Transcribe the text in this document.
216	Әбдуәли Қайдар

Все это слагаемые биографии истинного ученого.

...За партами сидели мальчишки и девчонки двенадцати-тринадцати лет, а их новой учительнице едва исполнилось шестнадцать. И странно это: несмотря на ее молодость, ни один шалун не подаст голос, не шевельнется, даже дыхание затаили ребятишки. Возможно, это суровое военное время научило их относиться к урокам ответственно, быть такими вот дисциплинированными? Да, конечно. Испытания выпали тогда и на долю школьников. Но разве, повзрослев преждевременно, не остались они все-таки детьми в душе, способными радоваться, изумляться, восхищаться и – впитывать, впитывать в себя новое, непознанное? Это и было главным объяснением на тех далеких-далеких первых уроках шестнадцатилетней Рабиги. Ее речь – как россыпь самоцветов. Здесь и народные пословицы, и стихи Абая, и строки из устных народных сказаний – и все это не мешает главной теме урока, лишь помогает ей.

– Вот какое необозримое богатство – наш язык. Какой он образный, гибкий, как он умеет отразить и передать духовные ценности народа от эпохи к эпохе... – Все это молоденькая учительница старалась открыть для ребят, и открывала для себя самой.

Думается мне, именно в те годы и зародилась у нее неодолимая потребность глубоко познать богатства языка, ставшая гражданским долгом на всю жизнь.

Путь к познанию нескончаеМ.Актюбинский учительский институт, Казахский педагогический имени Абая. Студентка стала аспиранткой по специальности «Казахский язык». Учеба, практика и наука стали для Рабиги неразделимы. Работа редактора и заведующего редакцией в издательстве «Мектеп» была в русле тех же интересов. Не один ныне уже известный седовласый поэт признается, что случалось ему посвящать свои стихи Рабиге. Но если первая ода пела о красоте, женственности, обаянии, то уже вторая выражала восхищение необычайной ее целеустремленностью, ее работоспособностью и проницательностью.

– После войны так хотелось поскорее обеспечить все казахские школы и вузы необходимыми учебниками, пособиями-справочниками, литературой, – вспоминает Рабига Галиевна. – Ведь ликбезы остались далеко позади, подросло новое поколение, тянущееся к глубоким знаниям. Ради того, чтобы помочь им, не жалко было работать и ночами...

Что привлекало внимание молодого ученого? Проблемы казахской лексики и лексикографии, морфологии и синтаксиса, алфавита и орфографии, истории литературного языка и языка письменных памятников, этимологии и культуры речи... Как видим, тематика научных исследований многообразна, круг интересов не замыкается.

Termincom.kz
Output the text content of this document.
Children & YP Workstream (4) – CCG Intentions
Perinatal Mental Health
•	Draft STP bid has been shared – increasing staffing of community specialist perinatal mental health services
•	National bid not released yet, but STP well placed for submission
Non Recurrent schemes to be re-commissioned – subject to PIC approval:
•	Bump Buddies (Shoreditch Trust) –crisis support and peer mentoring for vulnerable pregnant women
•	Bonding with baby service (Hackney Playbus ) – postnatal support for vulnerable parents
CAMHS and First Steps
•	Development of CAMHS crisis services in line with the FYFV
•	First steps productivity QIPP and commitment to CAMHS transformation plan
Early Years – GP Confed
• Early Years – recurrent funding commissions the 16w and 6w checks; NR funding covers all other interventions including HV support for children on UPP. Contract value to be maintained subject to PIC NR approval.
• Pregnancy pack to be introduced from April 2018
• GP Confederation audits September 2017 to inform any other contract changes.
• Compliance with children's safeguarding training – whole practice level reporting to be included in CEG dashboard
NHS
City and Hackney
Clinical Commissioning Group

|---|

Task brief:
Every line of the data above should be reproduced word for word.

Correct answer:
Transcribe the text in this document.
216	Әбдуәли Қайдар

Все это слагаемые биографии истинного ученого.

...За партами сидели мальчишки и девчонки двенадцати-тринадцати лет, а их новой учительнице едва исполнилось шестнадцать. И странно это: несмотря на ее молодость, ни один шалун не подаст голос, не шевельнется, даже дыхание затаили ребятишки. Возможно, это суровое военное время научило их относиться к урокам ответственно, быть такими вот дисциплинированными? Да, конечно. Испытания выпали тогда и на долю школьников. Но разве, повзрослев преждевременно, не остались они все-таки детьми в душе, способными радоваться, изумляться, восхищаться и – впитывать, впитывать в себя новое, непознанное? Это и было главным объяснением на тех далеких-далеких первых уроках шестнадцатилетней Рабиги. Ее речь – как россыпь самоцветов. Здесь и народные пословицы, и стихи Абая, и строки из устных народных сказаний – и все это не мешает главной теме урока, лишь помогает ей.

– Вот какое необозримое богатство – наш язык. Какой он образный, гибкий, как он умеет отразить и передать духовные ценности народа от эпохи к эпохе... – Все это молоденькая учительница старалась открыть для ребят, и открывала для себя самой.

Думается мне, именно в те годы и зародилась у нее неодолимая потребность глубоко познать богатства языка, ставшая гражданским долгом на всю жизнь.

Путь к познанию нескончаеМ.Актюбинский учительский институт, Казахский педагогический имени Абая. Студентка стала аспиранткой по специальности «Казахский язык». Учеба, практика и наука стали для Рабиги неразделимы. Работа редактора и заведующего редакцией в издательстве «Мектеп» была в русле тех же интересов. Не один ныне уже известный седовласый поэт признается, что случалось ему посвящать свои стихи Рабиге. Но если первая ода пела о красоте, женственности, обаянии, то уже вторая выражала восхищение необычайной ее целеустремленностью, ее работоспособностью и проницательностью.

– После войны так хотелось поскорее обеспечить все казахские школы и вузы необходимыми учебниками, пособиями-справочниками, литературой, – вспоминает Рабига Галиевна. – Ведь ликбезы остались далеко позади, подросло новое поколение, тянущееся к глубоким знаниям. Ради того, чтобы помочь им, не жалко было работать и ночами...

Что привлекало внимание молодого ученого? Проблемы казахской лексики и лексикографии, морфологии и синтаксиса, алфавита и орфографии, истории литературного языка и языка письменных памятников, этимологии и культуры речи... Как видим, тематика научных исследований многообразна, круг интересов не замыкается.

Termincom.kz
Output the text content of this document.
Children & YP Workstream (4) – CCG Intentions
Perinatal Mental Health
•	Draft STP bid has been shared – increasing staffing of community specialist perinatal mental health services
•	National bid not released yet, but STP well placed for submission
Non Recurrent schemes to be re-commissioned – subject to PIC approval:
•	Bump Buddies (Shoreditch Trust) –crisis support and peer mentoring for vulnerable pregnant women
•	Bonding with baby service (Hackney Playbus ) – postnatal support for vulnerable parents
CAMHS and First Steps
•	Development of CAMHS crisis services in line with the FYFV
•	First steps productivity QIPP and commitment to CAMHS transformation plan
Early Years – GP Confed
• Early Years – recurrent funding commissions the 16w and 6w checks; NR funding covers all other interventions including HV support for children on UPP. Contract value to be maintained subject to PIC NR approval.
• Pregnancy pack to be introduced from April 2018
• GP Confederation audits September 2017 to inform any other contract changes.
• Compliance with children's safeguarding training – whole practice level reporting to be included in CEG dashboard
NHS
City and Hackney
Clinical Commissioning Group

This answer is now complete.